#### Exercise:
Images must not appear in your copy; reproduce every other part of the records exactly.
___ Material
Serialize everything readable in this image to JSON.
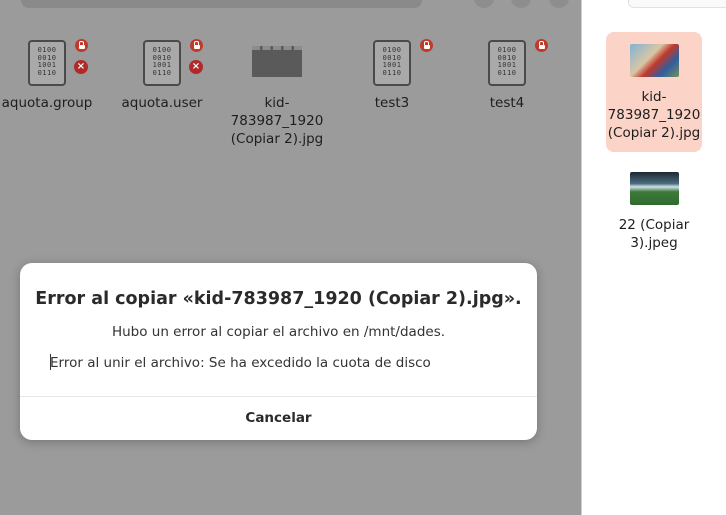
{
  "files": [
    {
      "name": "aquota.group",
      "type": "binary",
      "locked": true,
      "unreadable": true
    },
    {
      "name": "aquota.user",
      "type": "binary",
      "locked": true,
      "unreadable": true
    },
    {
      "name": "kid-783987_1920 (Copiar 2).jpg",
      "type": "image-partial"
    },
    {
      "name": "test3",
      "type": "binary",
      "locked": true
    },
    {
      "name": "test4",
      "type": "binary",
      "locked": true
    }
  ],
  "binary_glyph": "0100\n0010\n1001\n0110",
  "sidebar_files": [
    {
      "name": "kid-783987_1920 (Copiar 2).jpg",
      "selected": true
    },
    {
      "name": "22 (Copiar 3).jpeg",
      "selected": false
    }
  ],
  "dialog": {
    "title": "Error al copiar «kid-783987_1920 (Copiar 2).jpg».",
    "subtitle": "Hubo un error al copiar el archivo en /mnt/dades.",
    "detail": "Error al unir el archivo: Se ha excedido la cuota de disco",
    "cancel_label": "Cancelar"
  },
  "colors": {
    "dim_background": "#9b9b9b",
    "selection": "#fbd3c7",
    "lock_badge": "#c0392b"
  }
}
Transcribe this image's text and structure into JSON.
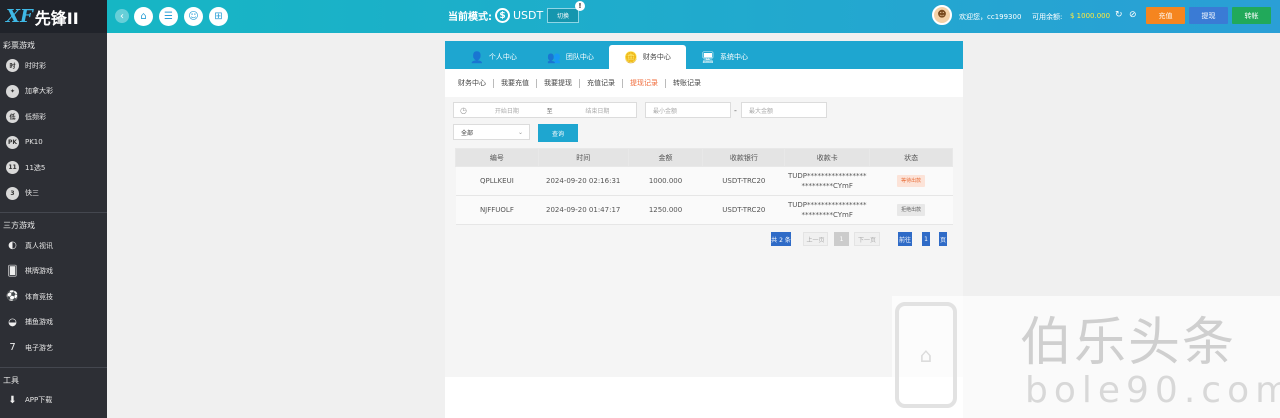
{
  "logo": {
    "mark": "XF",
    "text": "先锋II"
  },
  "sidebar": {
    "sections": [
      {
        "title": "彩票游戏",
        "items": [
          {
            "label": "时时彩",
            "icon": "时"
          },
          {
            "label": "加拿大彩",
            "icon": "leaf-icon"
          },
          {
            "label": "低频彩",
            "icon": "低"
          },
          {
            "label": "PK10",
            "icon": "PK"
          },
          {
            "label": "11选5",
            "icon": "11"
          },
          {
            "label": "快三",
            "icon": "3"
          }
        ]
      },
      {
        "title": "三方游戏",
        "items": [
          {
            "label": "真人视讯",
            "icon": "live-icon"
          },
          {
            "label": "棋牌游戏",
            "icon": "cards-icon"
          },
          {
            "label": "体育竞技",
            "icon": "ball-icon"
          },
          {
            "label": "捕鱼游戏",
            "icon": "fish-icon"
          },
          {
            "label": "电子游艺",
            "icon": "slot-icon"
          }
        ]
      },
      {
        "title": "工具",
        "items": [
          {
            "label": "APP下载",
            "icon": "download-icon"
          }
        ]
      }
    ]
  },
  "topbar": {
    "mode_label": "当前模式:",
    "mode_value": "USDT",
    "switch_label": "切换",
    "switch_badge": "!",
    "welcome": "欢迎您，cc199300",
    "balance_label": "可用余额:",
    "balance_value": "$ 1000.000",
    "deposit_label": "充值",
    "withdraw_label": "提现",
    "transfer_label": "转帐",
    "deposit_color": "#f5851f",
    "withdraw_color": "#3a7bd5",
    "transfer_color": "#21a95a"
  },
  "tabs": [
    {
      "label": "个人中心",
      "icon": "user-icon",
      "active": false
    },
    {
      "label": "团队中心",
      "icon": "team-icon",
      "active": false
    },
    {
      "label": "财务中心",
      "icon": "coins-icon",
      "active": true
    },
    {
      "label": "系统中心",
      "icon": "system-icon",
      "active": false
    }
  ],
  "subnav": [
    {
      "label": "财务中心",
      "active": false
    },
    {
      "label": "我要充值",
      "active": false
    },
    {
      "label": "我要提现",
      "active": false
    },
    {
      "label": "充值记录",
      "active": false
    },
    {
      "label": "提现记录",
      "active": true
    },
    {
      "label": "转账记录",
      "active": false
    }
  ],
  "filter": {
    "start_date_placeholder": "开始日期",
    "date_separator": "至",
    "end_date_placeholder": "结束日期",
    "min_amount_placeholder": "最小金额",
    "range_dash": "-",
    "max_amount_placeholder": "最大金额",
    "status_selected": "全部",
    "query_label": "查询"
  },
  "table": {
    "headers": [
      "编号",
      "时间",
      "金额",
      "收款银行",
      "收款卡",
      "状态"
    ],
    "rows": [
      {
        "id": "QPLLKEUI",
        "time": "2024-09-20 02:16:31",
        "amount": "1000.000",
        "bank": "USDT-TRC20",
        "card_line1": "TUDP*****************",
        "card_line2": "*********CYmF",
        "status": "等待出款",
        "status_type": "pending"
      },
      {
        "id": "NJFFUOLF",
        "time": "2024-09-20 01:47:17",
        "amount": "1250.000",
        "bank": "USDT-TRC20",
        "card_line1": "TUDP*****************",
        "card_line2": "*********CYmF",
        "status": "拒绝出款",
        "status_type": "rejected"
      }
    ]
  },
  "pager": {
    "total": "共 2 条",
    "prev": "上一页",
    "current": "1",
    "next": "下一页",
    "go_label": "前往",
    "page_num": "1",
    "page_suffix": "页"
  },
  "watermark": {
    "cn": "伯乐头条",
    "en": "bole90.com"
  }
}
______
#### Solved exercise:
Serialize everything readable in this image to JSON.
{
  "files": [
    {
      "name": "aquota.group",
      "type": "binary",
      "locked": true,
      "unreadable": true
    },
    {
      "name": "aquota.user",
      "type": "binary",
      "locked": true,
      "unreadable": true
    },
    {
      "name": "kid-783987_1920 (Copiar 2).jpg",
      "type": "image-partial"
    },
    {
      "name": "test3",
      "type": "binary",
      "locked": true
    },
    {
      "name": "test4",
      "type": "binary",
      "locked": true
    }
  ],
  "binary_glyph": "0100\n0010\n1001\n0110",
  "sidebar_files": [
    {
      "name": "kid-783987_1920 (Copiar 2).jpg",
      "selected": true
    },
    {
      "name": "22 (Copiar 3).jpeg",
      "selected": false
    }
  ],
  "dialog": {
    "title": "Error al copiar «kid-783987_1920 (Copiar 2).jpg».",
    "subtitle": "Hubo un error al copiar el archivo en /mnt/dades.",
    "detail": "Error al unir el archivo: Se ha excedido la cuota de disco",
    "cancel_label": "Cancelar"
  },
  "colors": {
    "dim_background": "#9b9b9b",
    "selection": "#fbd3c7",
    "lock_badge": "#c0392b"
  }
}
Transcribe this image's text and structure into JSON.
{
  "logo": {
    "mark": "XF",
    "text": "先锋II"
  },
  "sidebar": {
    "sections": [
      {
        "title": "彩票游戏",
        "items": [
          {
            "label": "时时彩",
            "icon": "时"
          },
          {
            "label": "加拿大彩",
            "icon": "leaf-icon"
          },
          {
            "label": "低频彩",
            "icon": "低"
          },
          {
            "label": "PK10",
            "icon": "PK"
          },
          {
            "label": "11选5",
            "icon": "11"
          },
          {
            "label": "快三",
            "icon": "3"
          }
        ]
      },
      {
        "title": "三方游戏",
        "items": [
          {
            "label": "真人视讯",
            "icon": "live-icon"
          },
          {
            "label": "棋牌游戏",
            "icon": "cards-icon"
          },
          {
            "label": "体育竞技",
            "icon": "ball-icon"
          },
          {
            "label": "捕鱼游戏",
            "icon": "fish-icon"
          },
          {
            "label": "电子游艺",
            "icon": "slot-icon"
          }
        ]
      },
      {
        "title": "工具",
        "items": [
          {
            "label": "APP下载",
            "icon": "download-icon"
          }
        ]
      }
    ]
  },
  "topbar": {
    "mode_label": "当前模式:",
    "mode_value": "USDT",
    "switch_label": "切换",
    "switch_badge": "!",
    "welcome": "欢迎您，cc199300",
    "balance_label": "可用余额:",
    "balance_value": "$ 1000.000",
    "deposit_label": "充值",
    "withdraw_label": "提现",
    "transfer_label": "转帐",
    "deposit_color": "#f5851f",
    "withdraw_color": "#3a7bd5",
    "transfer_color": "#21a95a"
  },
  "tabs": [
    {
      "label": "个人中心",
      "icon": "user-icon",
      "active": false
    },
    {
      "label": "团队中心",
      "icon": "team-icon",
      "active": false
    },
    {
      "label": "财务中心",
      "icon": "coins-icon",
      "active": true
    },
    {
      "label": "系统中心",
      "icon": "system-icon",
      "active": false
    }
  ],
  "subnav": [
    {
      "label": "财务中心",
      "active": false
    },
    {
      "label": "我要充值",
      "active": false
    },
    {
      "label": "我要提现",
      "active": false
    },
    {
      "label": "充值记录",
      "active": false
    },
    {
      "label": "提现记录",
      "active": true
    },
    {
      "label": "转账记录",
      "active": false
    }
  ],
  "filter": {
    "start_date_placeholder": "开始日期",
    "date_separator": "至",
    "end_date_placeholder": "结束日期",
    "min_amount_placeholder": "最小金额",
    "range_dash": "-",
    "max_amount_placeholder": "最大金额",
    "status_selected": "全部",
    "query_label": "查询"
  },
  "table": {
    "headers": [
      "编号",
      "时间",
      "金额",
      "收款银行",
      "收款卡",
      "状态"
    ],
    "rows": [
      {
        "id": "QPLLKEUI",
        "time": "2024-09-20 02:16:31",
        "amount": "1000.000",
        "bank": "USDT-TRC20",
        "card_line1": "TUDP*****************",
        "card_line2": "*********CYmF",
        "status": "等待出款",
        "status_type": "pending"
      },
      {
        "id": "NJFFUOLF",
        "time": "2024-09-20 01:47:17",
        "amount": "1250.000",
        "bank": "USDT-TRC20",
        "card_line1": "TUDP*****************",
        "card_line2": "*********CYmF",
        "status": "拒绝出款",
        "status_type": "rejected"
      }
    ]
  },
  "pager": {
    "total": "共 2 条",
    "prev": "上一页",
    "current": "1",
    "next": "下一页",
    "go_label": "前往",
    "page_num": "1",
    "page_suffix": "页"
  },
  "watermark": {
    "cn": "伯乐头条",
    "en": "bole90.com"
  }
}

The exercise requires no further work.